Written task
In your copy, repeat the records exactly and leave out the pictures.

Records shown
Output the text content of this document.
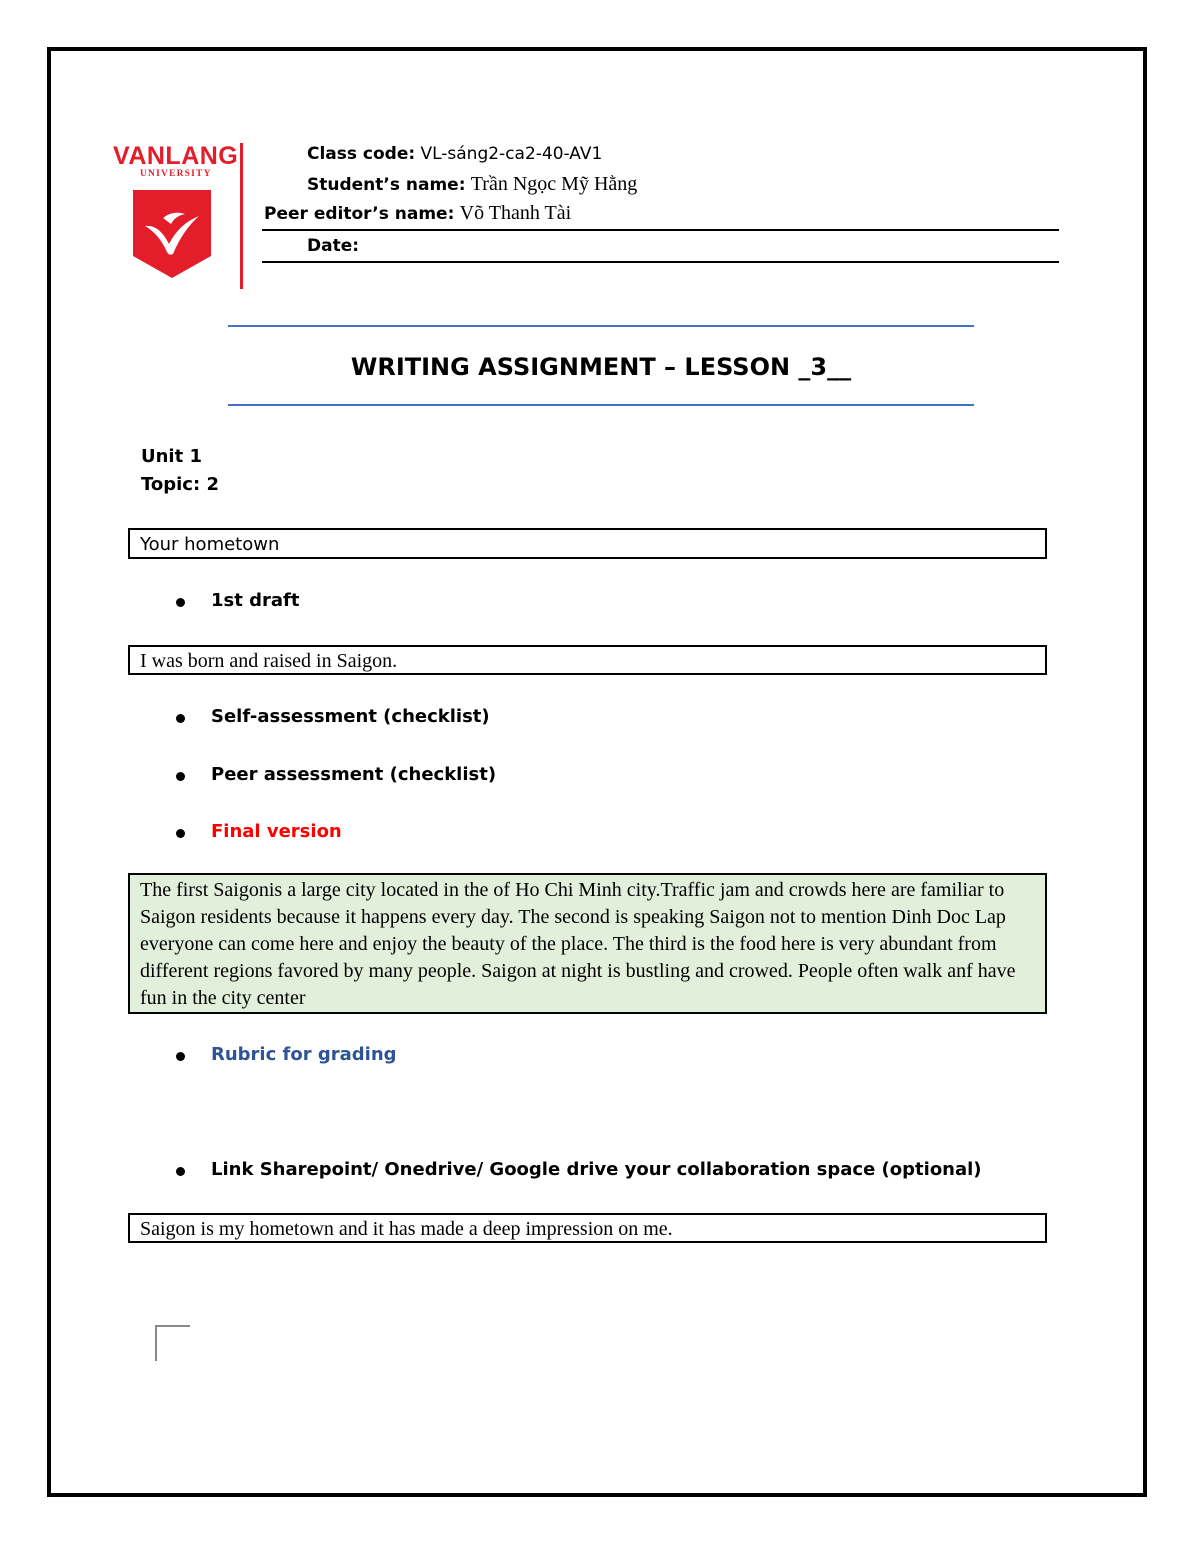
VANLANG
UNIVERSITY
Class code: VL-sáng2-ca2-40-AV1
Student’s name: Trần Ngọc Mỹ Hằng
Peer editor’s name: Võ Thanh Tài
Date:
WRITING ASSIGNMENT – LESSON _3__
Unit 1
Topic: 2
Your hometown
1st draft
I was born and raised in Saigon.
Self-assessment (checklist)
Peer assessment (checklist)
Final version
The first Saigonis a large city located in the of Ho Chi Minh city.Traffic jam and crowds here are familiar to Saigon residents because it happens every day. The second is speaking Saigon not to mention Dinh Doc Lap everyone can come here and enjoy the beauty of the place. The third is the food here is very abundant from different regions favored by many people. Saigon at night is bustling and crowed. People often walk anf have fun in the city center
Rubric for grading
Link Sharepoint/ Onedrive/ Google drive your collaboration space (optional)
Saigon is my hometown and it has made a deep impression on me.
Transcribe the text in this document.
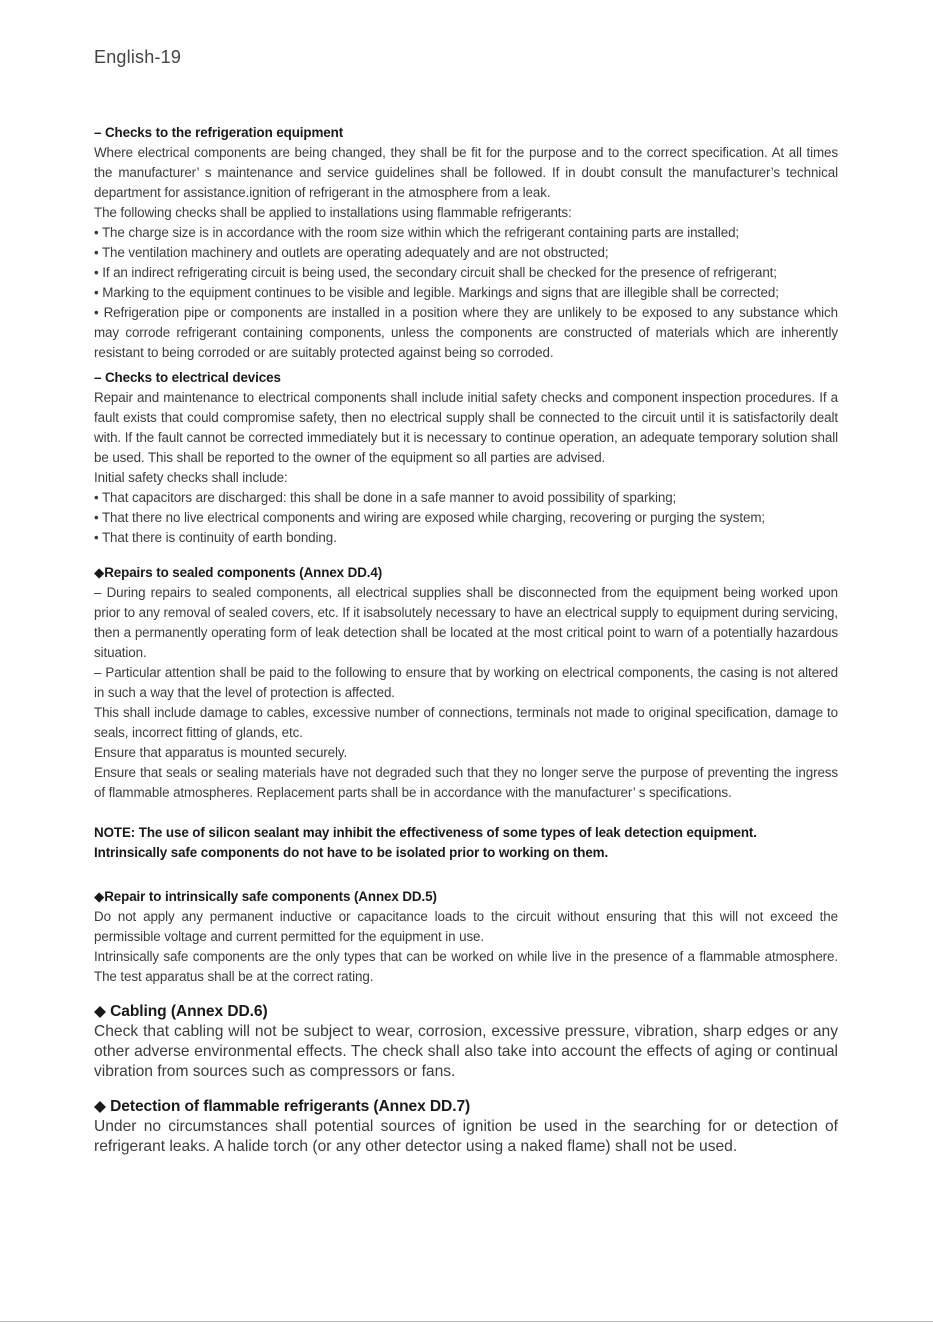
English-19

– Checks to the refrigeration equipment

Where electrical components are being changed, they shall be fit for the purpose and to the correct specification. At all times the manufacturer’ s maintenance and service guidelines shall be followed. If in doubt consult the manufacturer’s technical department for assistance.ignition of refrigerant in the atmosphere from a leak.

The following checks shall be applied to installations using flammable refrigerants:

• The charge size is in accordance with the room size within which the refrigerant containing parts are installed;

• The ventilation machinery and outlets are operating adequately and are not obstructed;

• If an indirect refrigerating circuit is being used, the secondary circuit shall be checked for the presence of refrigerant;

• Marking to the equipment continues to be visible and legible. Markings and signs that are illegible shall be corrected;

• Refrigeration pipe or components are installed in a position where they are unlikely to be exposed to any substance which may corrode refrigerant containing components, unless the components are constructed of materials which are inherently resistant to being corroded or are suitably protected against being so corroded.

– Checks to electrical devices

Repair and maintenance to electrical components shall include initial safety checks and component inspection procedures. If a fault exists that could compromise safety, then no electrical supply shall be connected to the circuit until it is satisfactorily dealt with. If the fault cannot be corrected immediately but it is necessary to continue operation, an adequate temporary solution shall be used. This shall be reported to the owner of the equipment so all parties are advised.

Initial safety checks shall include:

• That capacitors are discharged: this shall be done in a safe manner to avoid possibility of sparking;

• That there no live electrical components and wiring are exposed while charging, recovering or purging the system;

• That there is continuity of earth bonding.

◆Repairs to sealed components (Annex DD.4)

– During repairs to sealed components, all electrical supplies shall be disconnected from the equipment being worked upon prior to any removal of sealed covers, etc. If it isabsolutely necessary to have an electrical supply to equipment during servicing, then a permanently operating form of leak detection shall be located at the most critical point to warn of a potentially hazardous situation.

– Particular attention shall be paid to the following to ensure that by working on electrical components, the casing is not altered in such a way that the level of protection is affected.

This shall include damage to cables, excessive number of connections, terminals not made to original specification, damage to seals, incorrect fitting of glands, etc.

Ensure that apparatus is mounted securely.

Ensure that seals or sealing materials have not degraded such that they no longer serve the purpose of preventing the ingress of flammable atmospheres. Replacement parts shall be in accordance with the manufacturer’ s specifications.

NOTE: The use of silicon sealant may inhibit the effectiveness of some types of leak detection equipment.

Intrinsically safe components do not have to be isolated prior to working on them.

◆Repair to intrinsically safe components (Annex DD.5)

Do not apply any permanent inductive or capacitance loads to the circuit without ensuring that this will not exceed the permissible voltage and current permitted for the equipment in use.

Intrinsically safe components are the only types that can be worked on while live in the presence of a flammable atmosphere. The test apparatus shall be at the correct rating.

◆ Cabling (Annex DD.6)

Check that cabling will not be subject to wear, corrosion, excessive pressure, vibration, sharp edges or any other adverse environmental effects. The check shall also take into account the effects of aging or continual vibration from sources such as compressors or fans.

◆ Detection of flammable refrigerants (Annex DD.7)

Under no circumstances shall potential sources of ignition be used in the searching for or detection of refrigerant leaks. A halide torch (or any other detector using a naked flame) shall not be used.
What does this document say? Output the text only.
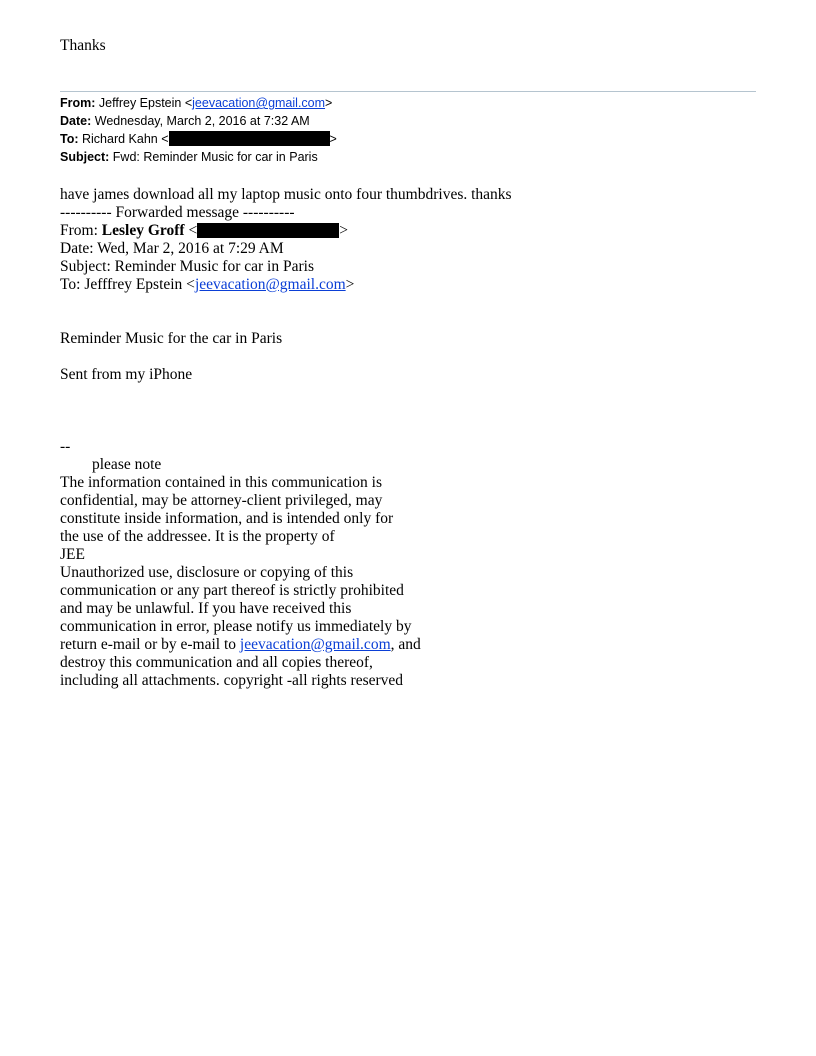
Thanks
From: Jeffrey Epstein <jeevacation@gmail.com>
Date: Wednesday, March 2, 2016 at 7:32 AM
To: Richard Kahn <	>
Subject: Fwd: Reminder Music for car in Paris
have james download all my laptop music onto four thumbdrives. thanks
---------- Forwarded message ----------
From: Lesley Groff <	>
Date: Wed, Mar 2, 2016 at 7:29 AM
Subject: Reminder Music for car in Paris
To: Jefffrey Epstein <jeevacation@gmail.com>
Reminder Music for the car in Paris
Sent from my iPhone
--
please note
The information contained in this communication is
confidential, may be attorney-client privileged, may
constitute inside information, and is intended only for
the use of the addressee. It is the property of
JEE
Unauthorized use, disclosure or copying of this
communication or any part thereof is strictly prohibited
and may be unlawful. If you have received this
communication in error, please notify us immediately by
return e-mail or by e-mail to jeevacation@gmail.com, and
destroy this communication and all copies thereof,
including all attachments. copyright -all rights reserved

Correct result
Output the text content of this document.
VANLANG
UNIVERSITY
Class code: VL-sáng2-ca2-40-AV1
Student’s name: Trần Ngọc Mỹ Hằng
Peer editor’s name: Võ Thanh Tài
Date:
WRITING ASSIGNMENT – LESSON _3__
Unit 1
Topic: 2
Your hometown
1st draft
I was born and raised in Saigon.
Self-assessment (checklist)
Peer assessment (checklist)
Final version
The first Saigonis a large city located in the of Ho Chi Minh city.Traffic jam and crowds here are familiar to Saigon residents because it happens every day. The second is speaking Saigon not to mention Dinh Doc Lap everyone can come here and enjoy the beauty of the place. The third is the food here is very abundant from different regions favored by many people. Saigon at night is bustling and crowed. People often walk anf have fun in the city center
Rubric for grading
Link Sharepoint/ Onedrive/ Google drive your collaboration space (optional)
Saigon is my hometown and it has made a deep impression on me.
Transcribe the text in this document.
English-19

– Checks to the refrigeration equipment

Where electrical components are being changed, they shall be fit for the purpose and to the correct specification. At all times the manufacturer’ s maintenance and service guidelines shall be followed. If in doubt consult the manufacturer’s technical department for assistance.ignition of refrigerant in the atmosphere from a leak.

The following checks shall be applied to installations using flammable refrigerants:

• The charge size is in accordance with the room size within which the refrigerant containing parts are installed;

• The ventilation machinery and outlets are operating adequately and are not obstructed;

• If an indirect refrigerating circuit is being used, the secondary circuit shall be checked for the presence of refrigerant;

• Marking to the equipment continues to be visible and legible. Markings and signs that are illegible shall be corrected;

• Refrigeration pipe or components are installed in a position where they are unlikely to be exposed to any substance which may corrode refrigerant containing components, unless the components are constructed of materials which are inherently resistant to being corroded or are suitably protected against being so corroded.

– Checks to electrical devices

Repair and maintenance to electrical components shall include initial safety checks and component inspection procedures. If a fault exists that could compromise safety, then no electrical supply shall be connected to the circuit until it is satisfactorily dealt with. If the fault cannot be corrected immediately but it is necessary to continue operation, an adequate temporary solution shall be used. This shall be reported to the owner of the equipment so all parties are advised.

Initial safety checks shall include:

• That capacitors are discharged: this shall be done in a safe manner to avoid possibility of sparking;

• That there no live electrical components and wiring are exposed while charging, recovering or purging the system;

• That there is continuity of earth bonding.

◆Repairs to sealed components (Annex DD.4)

– During repairs to sealed components, all electrical supplies shall be disconnected from the equipment being worked upon prior to any removal of sealed covers, etc. If it isabsolutely necessary to have an electrical supply to equipment during servicing, then a permanently operating form of leak detection shall be located at the most critical point to warn of a potentially hazardous situation.

– Particular attention shall be paid to the following to ensure that by working on electrical components, the casing is not altered in such a way that the level of protection is affected.

This shall include damage to cables, excessive number of connections, terminals not made to original specification, damage to seals, incorrect fitting of glands, etc.

Ensure that apparatus is mounted securely.

Ensure that seals or sealing materials have not degraded such that they no longer serve the purpose of preventing the ingress of flammable atmospheres. Replacement parts shall be in accordance with the manufacturer’ s specifications.

NOTE: The use of silicon sealant may inhibit the effectiveness of some types of leak detection equipment.

Intrinsically safe components do not have to be isolated prior to working on them.

◆Repair to intrinsically safe components (Annex DD.5)

Do not apply any permanent inductive or capacitance loads to the circuit without ensuring that this will not exceed the permissible voltage and current permitted for the equipment in use.

Intrinsically safe components are the only types that can be worked on while live in the presence of a flammable atmosphere. The test apparatus shall be at the correct rating.

◆ Cabling (Annex DD.6)

Check that cabling will not be subject to wear, corrosion, excessive pressure, vibration, sharp edges or any other adverse environmental effects. The check shall also take into account the effects of aging or continual vibration from sources such as compressors or fans.

◆ Detection of flammable refrigerants (Annex DD.7)

Under no circumstances shall potential sources of ignition be used in the searching for or detection of refrigerant leaks. A halide torch (or any other detector using a naked flame) shall not be used.
What does this document say? Output the text only.
Thanks
From: Jeffrey Epstein <jeevacation@gmail.com>
Date: Wednesday, March 2, 2016 at 7:32 AM
To: Richard Kahn <	>
Subject: Fwd: Reminder Music for car in Paris
have james download all my laptop music onto four thumbdrives. thanks
---------- Forwarded message ----------
From: Lesley Groff <	>
Date: Wed, Mar 2, 2016 at 7:29 AM
Subject: Reminder Music for car in Paris
To: Jefffrey Epstein <jeevacation@gmail.com>
Reminder Music for the car in Paris
Sent from my iPhone
--
please note
The information contained in this communication is
confidential, may be attorney-client privileged, may
constitute inside information, and is intended only for
the use of the addressee. It is the property of
JEE
Unauthorized use, disclosure or copying of this
communication or any part thereof is strictly prohibited
and may be unlawful. If you have received this
communication in error, please notify us immediately by
return e-mail or by e-mail to jeevacation@gmail.com, and
destroy this communication and all copies thereof,
including all attachments. copyright -all rights reserved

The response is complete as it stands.